▶ **REQUIREMENTS**: Quote the entries that follow exactly, leaving none out.

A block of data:
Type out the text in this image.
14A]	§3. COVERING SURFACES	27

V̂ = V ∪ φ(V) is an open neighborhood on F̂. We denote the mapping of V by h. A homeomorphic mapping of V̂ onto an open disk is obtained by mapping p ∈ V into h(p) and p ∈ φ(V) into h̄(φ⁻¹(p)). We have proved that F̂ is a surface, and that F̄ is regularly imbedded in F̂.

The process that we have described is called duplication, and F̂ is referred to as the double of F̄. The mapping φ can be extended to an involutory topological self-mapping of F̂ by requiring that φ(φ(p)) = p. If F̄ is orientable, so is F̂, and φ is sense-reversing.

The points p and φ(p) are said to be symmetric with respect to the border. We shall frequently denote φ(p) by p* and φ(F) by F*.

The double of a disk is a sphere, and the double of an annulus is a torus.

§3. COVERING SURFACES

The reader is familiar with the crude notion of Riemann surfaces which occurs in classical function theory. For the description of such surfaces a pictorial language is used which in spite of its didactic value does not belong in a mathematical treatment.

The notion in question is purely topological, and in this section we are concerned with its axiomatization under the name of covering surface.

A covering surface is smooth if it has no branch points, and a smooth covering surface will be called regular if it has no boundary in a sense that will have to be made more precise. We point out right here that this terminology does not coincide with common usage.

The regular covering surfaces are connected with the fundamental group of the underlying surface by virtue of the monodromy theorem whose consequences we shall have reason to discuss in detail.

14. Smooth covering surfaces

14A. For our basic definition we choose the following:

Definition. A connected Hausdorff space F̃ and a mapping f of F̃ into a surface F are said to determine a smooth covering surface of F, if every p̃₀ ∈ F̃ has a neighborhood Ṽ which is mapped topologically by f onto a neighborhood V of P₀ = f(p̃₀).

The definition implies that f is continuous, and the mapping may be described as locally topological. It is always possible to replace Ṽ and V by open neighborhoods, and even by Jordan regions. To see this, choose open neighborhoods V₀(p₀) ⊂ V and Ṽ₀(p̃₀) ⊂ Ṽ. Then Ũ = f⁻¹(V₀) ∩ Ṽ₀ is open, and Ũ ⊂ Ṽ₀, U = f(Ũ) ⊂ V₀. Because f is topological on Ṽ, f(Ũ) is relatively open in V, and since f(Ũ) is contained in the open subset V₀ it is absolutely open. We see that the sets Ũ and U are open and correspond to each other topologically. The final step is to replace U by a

▶ **FULL OUTPUT**:
Type out the text in this image.
14A]	§3. COVERING SURFACES	27

V̂ = V ∪ φ(V) is an open neighborhood on F̂. We denote the mapping of V by h. A homeomorphic mapping of V̂ onto an open disk is obtained by mapping p ∈ V into h(p) and p ∈ φ(V) into h̄(φ⁻¹(p)). We have proved that F̂ is a surface, and that F̄ is regularly imbedded in F̂.

The process that we have described is called duplication, and F̂ is referred to as the double of F̄. The mapping φ can be extended to an involutory topological self-mapping of F̂ by requiring that φ(φ(p)) = p. If F̄ is orientable, so is F̂, and φ is sense-reversing.

The points p and φ(p) are said to be symmetric with respect to the border. We shall frequently denote φ(p) by p* and φ(F) by F*.

The double of a disk is a sphere, and the double of an annulus is a torus.

§3. COVERING SURFACES

The reader is familiar with the crude notion of Riemann surfaces which occurs in classical function theory. For the description of such surfaces a pictorial language is used which in spite of its didactic value does not belong in a mathematical treatment.

The notion in question is purely topological, and in this section we are concerned with its axiomatization under the name of covering surface.

A covering surface is smooth if it has no branch points, and a smooth covering surface will be called regular if it has no boundary in a sense that will have to be made more precise. We point out right here that this terminology does not coincide with common usage.

The regular covering surfaces are connected with the fundamental group of the underlying surface by virtue of the monodromy theorem whose consequences we shall have reason to discuss in detail.

14. Smooth covering surfaces

14A. For our basic definition we choose the following:

Definition. A connected Hausdorff space F̃ and a mapping f of F̃ into a surface F are said to determine a smooth covering surface of F, if every p̃₀ ∈ F̃ has a neighborhood Ṽ which is mapped topologically by f onto a neighborhood V of P₀ = f(p̃₀).

The definition implies that f is continuous, and the mapping may be described as locally topological. It is always possible to replace Ṽ and V by open neighborhoods, and even by Jordan regions. To see this, choose open neighborhoods V₀(p₀) ⊂ V and Ṽ₀(p̃₀) ⊂ Ṽ. Then Ũ = f⁻¹(V₀) ∩ Ṽ₀ is open, and Ũ ⊂ Ṽ₀, U = f(Ũ) ⊂ V₀. Because f is topological on Ṽ, f(Ũ) is relatively open in V, and since f(Ũ) is contained in the open subset V₀ it is absolutely open. We see that the sets Ũ and U are open and correspond to each other topologically. The final step is to replace U by a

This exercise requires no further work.